__Problem details__. Pictures do not belong in your copy. Repeat all the other data exactly.

==== Entries shown ====

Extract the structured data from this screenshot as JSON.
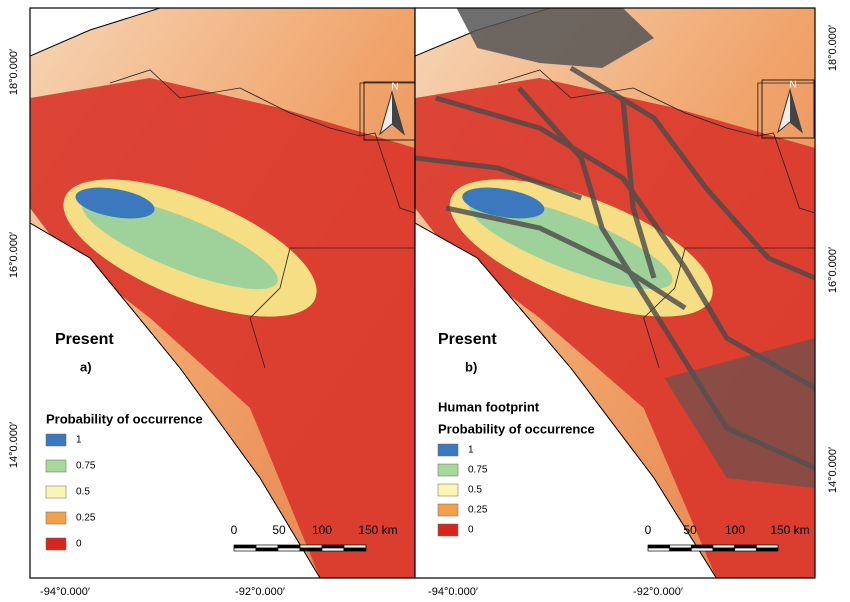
{
  "panels": [
    {
      "period": "Present",
      "label": "a)",
      "legend_title": "Probability of occurrence",
      "legend": [
        {
          "label": "1",
          "color": "#3b78bd"
        },
        {
          "label": "0.75",
          "color": "#a6d99a"
        },
        {
          "label": "0.5",
          "color": "#fbf5b4"
        },
        {
          "label": "0.25",
          "color": "#f4a04a"
        },
        {
          "label": "0",
          "color": "#d7261e"
        }
      ],
      "scale_labels": [
        "0",
        "50",
        "100",
        "150 km"
      ],
      "north": "N",
      "x_labels": [
        "-94°0.000′",
        "-92°0.000′"
      ],
      "y_labels": [
        "18°0.000′",
        "16°0.000′",
        "14°0.000′"
      ]
    },
    {
      "period": "Present",
      "label": "b)",
      "overlay_title": "Human footprint",
      "legend_title": "Probability of occurrence",
      "legend": [
        {
          "label": "1",
          "color": "#3b78bd"
        },
        {
          "label": "0.75",
          "color": "#a6d99a"
        },
        {
          "label": "0.5",
          "color": "#fbf5b4"
        },
        {
          "label": "0.25",
          "color": "#f4a04a"
        },
        {
          "label": "0",
          "color": "#d7261e"
        }
      ],
      "scale_labels": [
        "0",
        "50",
        "100",
        "150 km"
      ],
      "north": "N",
      "x_labels": [
        "-94°0.000′",
        "-92°0.000′"
      ],
      "y_labels": [
        "18°0.000′",
        "16°0.000′",
        "14°0.000′"
      ]
    }
  ]
}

====

__Reply to the task__.
Extract the structured data from this screenshot as JSON.
{
  "panels": [
    {
      "period": "Present",
      "label": "a)",
      "legend_title": "Probability of occurrence",
      "legend": [
        {
          "label": "1",
          "color": "#3b78bd"
        },
        {
          "label": "0.75",
          "color": "#a6d99a"
        },
        {
          "label": "0.5",
          "color": "#fbf5b4"
        },
        {
          "label": "0.25",
          "color": "#f4a04a"
        },
        {
          "label": "0",
          "color": "#d7261e"
        }
      ],
      "scale_labels": [
        "0",
        "50",
        "100",
        "150 km"
      ],
      "north": "N",
      "x_labels": [
        "-94°0.000′",
        "-92°0.000′"
      ],
      "y_labels": [
        "18°0.000′",
        "16°0.000′",
        "14°0.000′"
      ]
    },
    {
      "period": "Present",
      "label": "b)",
      "overlay_title": "Human footprint",
      "legend_title": "Probability of occurrence",
      "legend": [
        {
          "label": "1",
          "color": "#3b78bd"
        },
        {
          "label": "0.75",
          "color": "#a6d99a"
        },
        {
          "label": "0.5",
          "color": "#fbf5b4"
        },
        {
          "label": "0.25",
          "color": "#f4a04a"
        },
        {
          "label": "0",
          "color": "#d7261e"
        }
      ],
      "scale_labels": [
        "0",
        "50",
        "100",
        "150 km"
      ],
      "north": "N",
      "x_labels": [
        "-94°0.000′",
        "-92°0.000′"
      ],
      "y_labels": [
        "18°0.000′",
        "16°0.000′",
        "14°0.000′"
      ]
    }
  ]
}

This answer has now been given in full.